• Task:
Reproduce each line bearing the word "ylabel".
● ● ● ● ● ● ●
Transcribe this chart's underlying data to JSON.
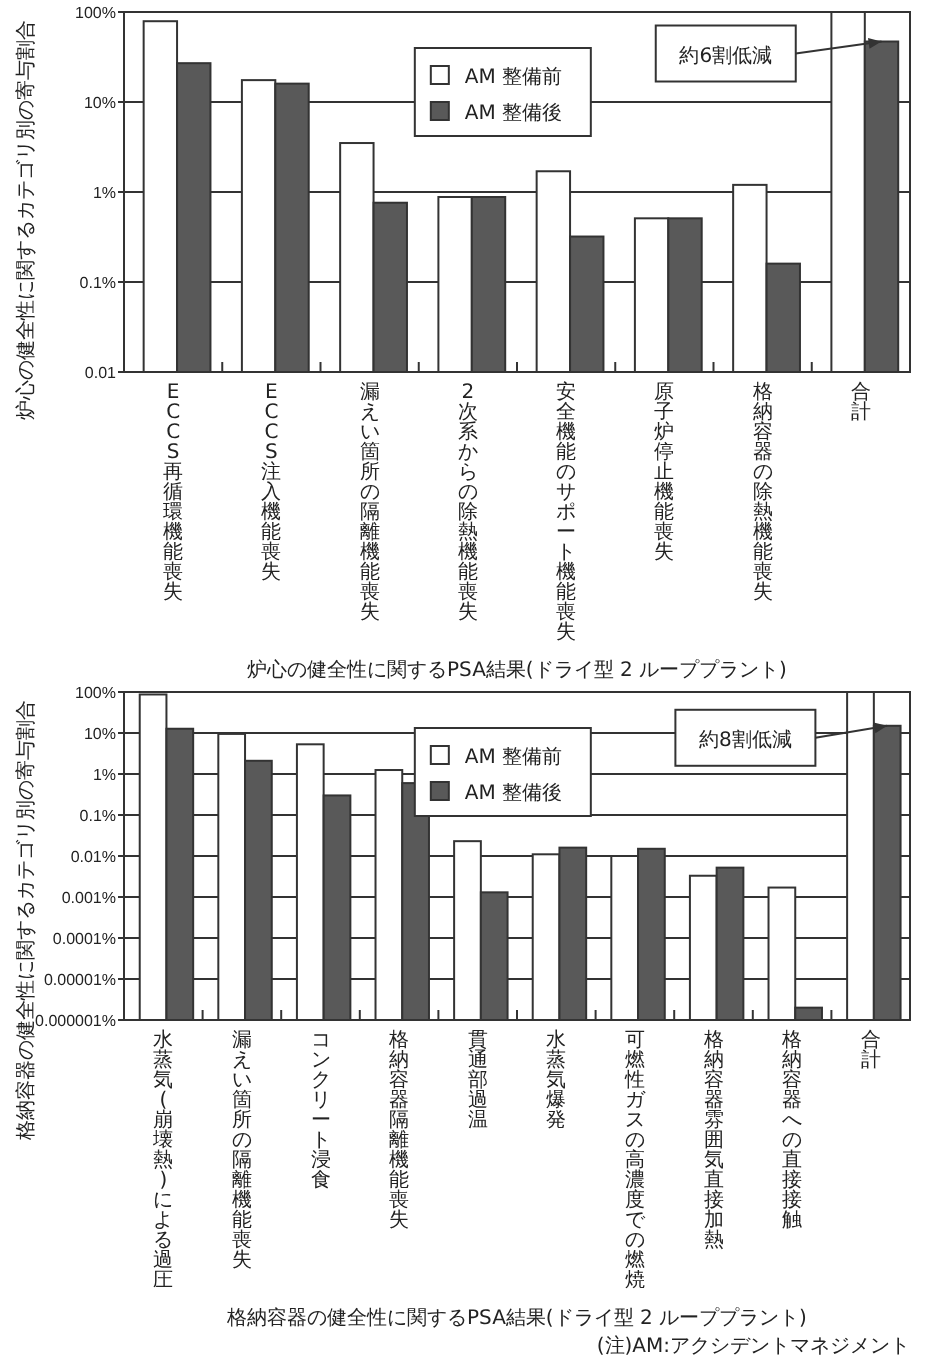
{
  "chart_data": [
    {
      "type": "bar",
      "title": "炉心の健全性に関するPSA結果(ドライ型 2 ループプラント)",
      "ylabel": "炉心の健全性に関するカテゴリ別の寄与割合",
      "categories": [
        "ECCS再循環機能喪失",
        "ECCS注入機能喪失",
        "漏えい箇所の隔離機能喪失",
        "2次系からの除熱機能喪失",
        "安全機能のサポート機能喪失",
        "原子炉停止機能喪失",
        "格納容器の除熱機能喪失",
        "合計"
      ],
      "series": [
        {
          "name": "AM 整備前",
          "color": "#ffffff",
          "values": [
            79,
            17.5,
            3.5,
            0.88,
            1.7,
            0.51,
            1.2,
            100
          ]
        },
        {
          "name": "AM 整備後",
          "color": "#595959",
          "values": [
            27,
            16,
            0.76,
            0.88,
            0.32,
            0.51,
            0.16,
            47
          ]
        }
      ],
      "log": true,
      "ylim": [
        0.01,
        100
      ],
      "yticks": [
        {
          "value": 0.01,
          "label": "0.01"
        },
        {
          "value": 0.1,
          "label": "0.1%"
        },
        {
          "value": 1,
          "label": "1%"
        },
        {
          "value": 10,
          "label": "10%"
        },
        {
          "value": 100,
          "label": "100%"
        }
      ],
      "grid": "y",
      "legend": "top",
      "annotations": [
        {
          "text": "約6割低減",
          "x": "合計",
          "y": 47
        }
      ]
    },
    {
      "type": "bar",
      "title": "格納容器の健全性に関するPSA結果(ドライ型 2 ループプラント)",
      "ylabel": "格納容器の健全性に関するカテゴリ別の寄与割合",
      "categories": [
        "水蒸気(崩壊熱)による過圧",
        "漏えい箇所の隔離機能喪失",
        "コンクリート浸食",
        "格納容器隔離機能喪失",
        "貫通部過温",
        "水蒸気爆発",
        "可燃性ガスの高濃度での燃焼",
        "格納容器雰囲気直接加熱",
        "格納容器への直接接触",
        "合計"
      ],
      "series": [
        {
          "name": "AM 整備前",
          "color": "#ffffff",
          "values": [
            87,
            9.5,
            5.3,
            1.25,
            0.023,
            0.011,
            0.01,
            0.0033,
            0.0017,
            100
          ]
        },
        {
          "name": "AM 整備後",
          "color": "#595959",
          "values": [
            12.7,
            2.1,
            0.3,
            0.6,
            0.0013,
            0.016,
            0.015,
            0.0052,
            2e-06,
            15
          ]
        }
      ],
      "log": true,
      "ylim": [
        1e-06,
        100
      ],
      "yticks": [
        {
          "value": 1e-06,
          "label": "0.000001%"
        },
        {
          "value": 1e-05,
          "label": "0.00001%"
        },
        {
          "value": 0.0001,
          "label": "0.0001%"
        },
        {
          "value": 0.001,
          "label": "0.001%"
        },
        {
          "value": 0.01,
          "label": "0.01%"
        },
        {
          "value": 0.1,
          "label": "0.1%"
        },
        {
          "value": 1,
          "label": "1%"
        },
        {
          "value": 10,
          "label": "10%"
        },
        {
          "value": 100,
          "label": "100%"
        }
      ],
      "grid": "y",
      "legend": "top",
      "annotations": [
        {
          "text": "約8割低減",
          "x": "合計",
          "y": 15
        },
        "(注)AM:アクシデントマネジメント"
      ]
    }
  ]
}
● ● ● ● ● ● ●
• Response:
      "ylabel": "炉心の健全性に関するカテゴリ別の寄与割合",
      "ylabel": "格納容器の健全性に関するカテゴリ別の寄与割合",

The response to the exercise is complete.